● **Your task**: Copy the lines below verbatim, but only from the line containing "Serialize everything readable" through the end of the data.

● **Data shown**:
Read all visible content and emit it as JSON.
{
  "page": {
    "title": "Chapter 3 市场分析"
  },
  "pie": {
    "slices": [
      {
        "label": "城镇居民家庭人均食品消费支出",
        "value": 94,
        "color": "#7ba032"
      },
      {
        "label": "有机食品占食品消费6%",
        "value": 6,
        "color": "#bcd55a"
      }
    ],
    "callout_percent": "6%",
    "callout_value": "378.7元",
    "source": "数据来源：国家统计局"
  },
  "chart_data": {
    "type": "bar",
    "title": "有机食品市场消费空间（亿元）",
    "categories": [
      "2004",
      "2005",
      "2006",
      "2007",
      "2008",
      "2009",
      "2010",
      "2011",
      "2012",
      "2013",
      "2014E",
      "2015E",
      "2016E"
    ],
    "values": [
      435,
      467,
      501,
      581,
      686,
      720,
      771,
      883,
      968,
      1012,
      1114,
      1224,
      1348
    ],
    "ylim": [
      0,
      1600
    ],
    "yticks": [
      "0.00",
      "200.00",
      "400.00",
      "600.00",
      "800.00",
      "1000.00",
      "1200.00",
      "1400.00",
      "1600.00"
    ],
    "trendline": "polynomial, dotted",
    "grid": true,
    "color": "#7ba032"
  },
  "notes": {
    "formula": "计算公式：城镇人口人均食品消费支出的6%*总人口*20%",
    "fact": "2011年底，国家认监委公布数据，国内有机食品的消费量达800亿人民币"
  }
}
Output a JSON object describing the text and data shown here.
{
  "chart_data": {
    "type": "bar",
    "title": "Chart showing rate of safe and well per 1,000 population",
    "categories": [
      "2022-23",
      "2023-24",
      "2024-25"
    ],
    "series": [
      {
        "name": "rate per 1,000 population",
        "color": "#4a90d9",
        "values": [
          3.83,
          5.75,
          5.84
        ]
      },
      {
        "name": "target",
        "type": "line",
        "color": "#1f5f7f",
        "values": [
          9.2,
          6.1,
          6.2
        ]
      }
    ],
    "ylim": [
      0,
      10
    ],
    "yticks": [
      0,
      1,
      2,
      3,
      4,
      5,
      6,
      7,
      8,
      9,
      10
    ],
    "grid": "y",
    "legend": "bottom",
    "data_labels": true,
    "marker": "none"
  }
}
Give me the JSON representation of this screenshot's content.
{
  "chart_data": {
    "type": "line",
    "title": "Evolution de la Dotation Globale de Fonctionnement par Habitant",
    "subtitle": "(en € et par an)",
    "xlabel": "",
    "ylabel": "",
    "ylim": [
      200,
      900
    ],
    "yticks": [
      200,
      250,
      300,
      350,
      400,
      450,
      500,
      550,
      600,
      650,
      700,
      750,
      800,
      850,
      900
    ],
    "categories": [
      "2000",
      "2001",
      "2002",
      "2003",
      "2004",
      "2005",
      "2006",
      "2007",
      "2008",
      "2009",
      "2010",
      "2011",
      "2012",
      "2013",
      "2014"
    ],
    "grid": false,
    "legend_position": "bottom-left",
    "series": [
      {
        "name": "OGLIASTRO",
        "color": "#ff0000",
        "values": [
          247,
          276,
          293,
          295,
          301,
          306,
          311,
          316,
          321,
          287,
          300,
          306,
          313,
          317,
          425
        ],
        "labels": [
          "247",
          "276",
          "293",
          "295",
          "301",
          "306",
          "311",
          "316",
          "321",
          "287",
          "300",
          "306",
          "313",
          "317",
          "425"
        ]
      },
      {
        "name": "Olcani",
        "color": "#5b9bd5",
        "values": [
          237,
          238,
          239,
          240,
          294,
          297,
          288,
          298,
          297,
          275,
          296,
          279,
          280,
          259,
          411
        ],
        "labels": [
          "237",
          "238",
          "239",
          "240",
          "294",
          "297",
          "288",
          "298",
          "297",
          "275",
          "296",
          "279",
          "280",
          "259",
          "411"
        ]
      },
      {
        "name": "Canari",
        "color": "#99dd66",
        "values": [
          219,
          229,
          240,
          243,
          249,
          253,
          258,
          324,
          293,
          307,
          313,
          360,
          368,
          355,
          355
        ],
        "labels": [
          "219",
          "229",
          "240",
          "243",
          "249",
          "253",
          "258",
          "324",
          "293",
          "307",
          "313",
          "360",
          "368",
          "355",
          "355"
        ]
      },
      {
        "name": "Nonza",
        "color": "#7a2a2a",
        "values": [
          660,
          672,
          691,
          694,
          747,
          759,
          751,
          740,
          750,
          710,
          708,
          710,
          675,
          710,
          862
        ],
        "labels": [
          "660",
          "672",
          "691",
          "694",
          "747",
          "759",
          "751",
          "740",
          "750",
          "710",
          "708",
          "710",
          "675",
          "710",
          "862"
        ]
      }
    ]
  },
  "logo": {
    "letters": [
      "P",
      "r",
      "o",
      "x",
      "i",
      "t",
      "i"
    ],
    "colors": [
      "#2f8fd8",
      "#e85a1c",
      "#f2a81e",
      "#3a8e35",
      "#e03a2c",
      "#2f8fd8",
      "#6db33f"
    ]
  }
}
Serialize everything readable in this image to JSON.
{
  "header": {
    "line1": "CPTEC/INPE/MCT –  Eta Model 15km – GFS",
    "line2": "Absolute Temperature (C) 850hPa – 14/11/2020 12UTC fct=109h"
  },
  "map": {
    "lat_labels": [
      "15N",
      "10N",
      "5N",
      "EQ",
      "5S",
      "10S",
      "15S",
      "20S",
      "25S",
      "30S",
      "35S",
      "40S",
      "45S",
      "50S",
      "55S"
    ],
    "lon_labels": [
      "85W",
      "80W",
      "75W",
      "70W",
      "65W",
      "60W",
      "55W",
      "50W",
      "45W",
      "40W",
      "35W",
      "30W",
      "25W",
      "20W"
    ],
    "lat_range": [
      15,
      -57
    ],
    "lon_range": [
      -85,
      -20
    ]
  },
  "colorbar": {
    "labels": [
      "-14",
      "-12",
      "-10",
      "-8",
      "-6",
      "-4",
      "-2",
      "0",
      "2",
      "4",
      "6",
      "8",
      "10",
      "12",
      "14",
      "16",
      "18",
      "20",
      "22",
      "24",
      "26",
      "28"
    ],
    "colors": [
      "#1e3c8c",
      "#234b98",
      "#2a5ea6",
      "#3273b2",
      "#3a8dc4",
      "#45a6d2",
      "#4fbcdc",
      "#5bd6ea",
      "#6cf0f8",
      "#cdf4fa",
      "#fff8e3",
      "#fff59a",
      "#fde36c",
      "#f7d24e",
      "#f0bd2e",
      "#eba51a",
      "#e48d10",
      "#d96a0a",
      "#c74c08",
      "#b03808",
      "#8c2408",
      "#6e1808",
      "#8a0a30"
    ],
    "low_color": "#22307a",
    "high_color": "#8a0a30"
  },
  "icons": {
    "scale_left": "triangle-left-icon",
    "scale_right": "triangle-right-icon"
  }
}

● **Response**:
Serialize everything readable in this image to JSON.
{
  "header": {
    "line1": "CPTEC/INPE/MCT –  Eta Model 15km – GFS",
    "line2": "Absolute Temperature (C) 850hPa – 14/11/2020 12UTC fct=109h"
  },
  "map": {
    "lat_labels": [
      "15N",
      "10N",
      "5N",
      "EQ",
      "5S",
      "10S",
      "15S",
      "20S",
      "25S",
      "30S",
      "35S",
      "40S",
      "45S",
      "50S",
      "55S"
    ],
    "lon_labels": [
      "85W",
      "80W",
      "75W",
      "70W",
      "65W",
      "60W",
      "55W",
      "50W",
      "45W",
      "40W",
      "35W",
      "30W",
      "25W",
      "20W"
    ],
    "lat_range": [
      15,
      -57
    ],
    "lon_range": [
      -85,
      -20
    ]
  },
  "colorbar": {
    "labels": [
      "-14",
      "-12",
      "-10",
      "-8",
      "-6",
      "-4",
      "-2",
      "0",
      "2",
      "4",
      "6",
      "8",
      "10",
      "12",
      "14",
      "16",
      "18",
      "20",
      "22",
      "24",
      "26",
      "28"
    ],
    "colors": [
      "#1e3c8c",
      "#234b98",
      "#2a5ea6",
      "#3273b2",
      "#3a8dc4",
      "#45a6d2",
      "#4fbcdc",
      "#5bd6ea",
      "#6cf0f8",
      "#cdf4fa",
      "#fff8e3",
      "#fff59a",
      "#fde36c",
      "#f7d24e",
      "#f0bd2e",
      "#eba51a",
      "#e48d10",
      "#d96a0a",
      "#c74c08",
      "#b03808",
      "#8c2408",
      "#6e1808",
      "#8a0a30"
    ],
    "low_color": "#22307a",
    "high_color": "#8a0a30"
  },
  "icons": {
    "scale_left": "triangle-left-icon",
    "scale_right": "triangle-right-icon"
  }
}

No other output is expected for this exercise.